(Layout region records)
============================================================
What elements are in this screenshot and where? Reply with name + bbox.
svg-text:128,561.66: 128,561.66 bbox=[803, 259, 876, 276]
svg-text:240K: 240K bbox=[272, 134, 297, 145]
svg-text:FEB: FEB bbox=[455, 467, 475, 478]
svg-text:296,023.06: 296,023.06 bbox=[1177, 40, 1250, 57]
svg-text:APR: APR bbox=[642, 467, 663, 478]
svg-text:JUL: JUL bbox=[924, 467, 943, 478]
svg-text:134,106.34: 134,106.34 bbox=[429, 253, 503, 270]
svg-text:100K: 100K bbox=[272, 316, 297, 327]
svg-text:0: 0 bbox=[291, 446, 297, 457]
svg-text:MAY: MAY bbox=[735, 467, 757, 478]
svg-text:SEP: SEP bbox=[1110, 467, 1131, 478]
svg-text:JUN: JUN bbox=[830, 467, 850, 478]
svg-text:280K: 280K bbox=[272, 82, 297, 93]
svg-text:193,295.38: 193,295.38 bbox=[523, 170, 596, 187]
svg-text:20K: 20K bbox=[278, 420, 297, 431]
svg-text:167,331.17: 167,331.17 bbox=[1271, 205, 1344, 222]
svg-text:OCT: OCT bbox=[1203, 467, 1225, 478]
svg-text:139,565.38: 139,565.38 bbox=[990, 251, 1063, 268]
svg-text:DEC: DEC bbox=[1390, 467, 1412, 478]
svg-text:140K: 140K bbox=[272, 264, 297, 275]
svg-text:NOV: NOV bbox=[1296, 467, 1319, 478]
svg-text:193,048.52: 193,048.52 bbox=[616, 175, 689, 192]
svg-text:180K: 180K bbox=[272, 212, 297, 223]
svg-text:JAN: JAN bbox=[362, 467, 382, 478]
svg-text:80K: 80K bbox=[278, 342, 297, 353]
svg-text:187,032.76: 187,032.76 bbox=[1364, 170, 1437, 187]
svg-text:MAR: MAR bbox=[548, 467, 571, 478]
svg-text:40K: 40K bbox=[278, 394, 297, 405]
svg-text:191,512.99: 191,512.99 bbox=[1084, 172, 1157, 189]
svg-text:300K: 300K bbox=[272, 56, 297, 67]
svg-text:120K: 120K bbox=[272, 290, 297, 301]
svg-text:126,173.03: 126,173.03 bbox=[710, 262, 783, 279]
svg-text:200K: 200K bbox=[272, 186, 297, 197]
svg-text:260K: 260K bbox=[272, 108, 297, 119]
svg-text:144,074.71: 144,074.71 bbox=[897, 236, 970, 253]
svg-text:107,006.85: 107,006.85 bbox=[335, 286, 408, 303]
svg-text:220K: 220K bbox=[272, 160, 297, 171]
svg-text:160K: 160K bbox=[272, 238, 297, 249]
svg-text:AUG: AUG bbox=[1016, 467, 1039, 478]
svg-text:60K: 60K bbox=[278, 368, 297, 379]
============================================================
*Task statement*. Rewrite the data above with every "svg-text" swapped for "chart-text", keeping everything else the same.

*Full response*.
What elements are in this screenshot and where? Reply with name + bbox.
chart-text:128,561.66: 128,561.66 bbox=[803, 259, 876, 276]
chart-text:240K: 240K bbox=[272, 134, 297, 145]
chart-text:FEB: FEB bbox=[455, 467, 475, 478]
chart-text:296,023.06: 296,023.06 bbox=[1177, 40, 1250, 57]
chart-text:APR: APR bbox=[642, 467, 663, 478]
chart-text:JUL: JUL bbox=[924, 467, 943, 478]
chart-text:134,106.34: 134,106.34 bbox=[429, 253, 503, 270]
chart-text:100K: 100K bbox=[272, 316, 297, 327]
chart-text:0: 0 bbox=[291, 446, 297, 457]
chart-text:MAY: MAY bbox=[735, 467, 757, 478]
chart-text:SEP: SEP bbox=[1110, 467, 1131, 478]
chart-text:JUN: JUN bbox=[830, 467, 850, 478]
chart-text:280K: 280K bbox=[272, 82, 297, 93]
chart-text:193,295.38: 193,295.38 bbox=[523, 170, 596, 187]
chart-text:20K: 20K bbox=[278, 420, 297, 431]
chart-text:167,331.17: 167,331.17 bbox=[1271, 205, 1344, 222]
chart-text:OCT: OCT bbox=[1203, 467, 1225, 478]
chart-text:139,565.38: 139,565.38 bbox=[990, 251, 1063, 268]
chart-text:DEC: DEC bbox=[1390, 467, 1412, 478]
chart-text:140K: 140K bbox=[272, 264, 297, 275]
chart-text:NOV: NOV bbox=[1296, 467, 1319, 478]
chart-text:193,048.52: 193,048.52 bbox=[616, 175, 689, 192]
chart-text:180K: 180K bbox=[272, 212, 297, 223]
chart-text:JAN: JAN bbox=[362, 467, 382, 478]
chart-text:80K: 80K bbox=[278, 342, 297, 353]
chart-text:187,032.76: 187,032.76 bbox=[1364, 170, 1437, 187]
chart-text:MAR: MAR bbox=[548, 467, 571, 478]
chart-text:40K: 40K bbox=[278, 394, 297, 405]
chart-text:191,512.99: 191,512.99 bbox=[1084, 172, 1157, 189]
chart-text:300K: 300K bbox=[272, 56, 297, 67]
chart-text:120K: 120K bbox=[272, 290, 297, 301]
chart-text:126,173.03: 126,173.03 bbox=[710, 262, 783, 279]
chart-text:200K: 200K bbox=[272, 186, 297, 197]
chart-text:260K: 260K bbox=[272, 108, 297, 119]
chart-text:144,074.71: 144,074.71 bbox=[897, 236, 970, 253]
chart-text:107,006.85: 107,006.85 bbox=[335, 286, 408, 303]
chart-text:220K: 220K bbox=[272, 160, 297, 171]
chart-text:160K: 160K bbox=[272, 238, 297, 249]
chart-text:AUG: AUG bbox=[1016, 467, 1039, 478]
chart-text:60K: 60K bbox=[278, 368, 297, 379]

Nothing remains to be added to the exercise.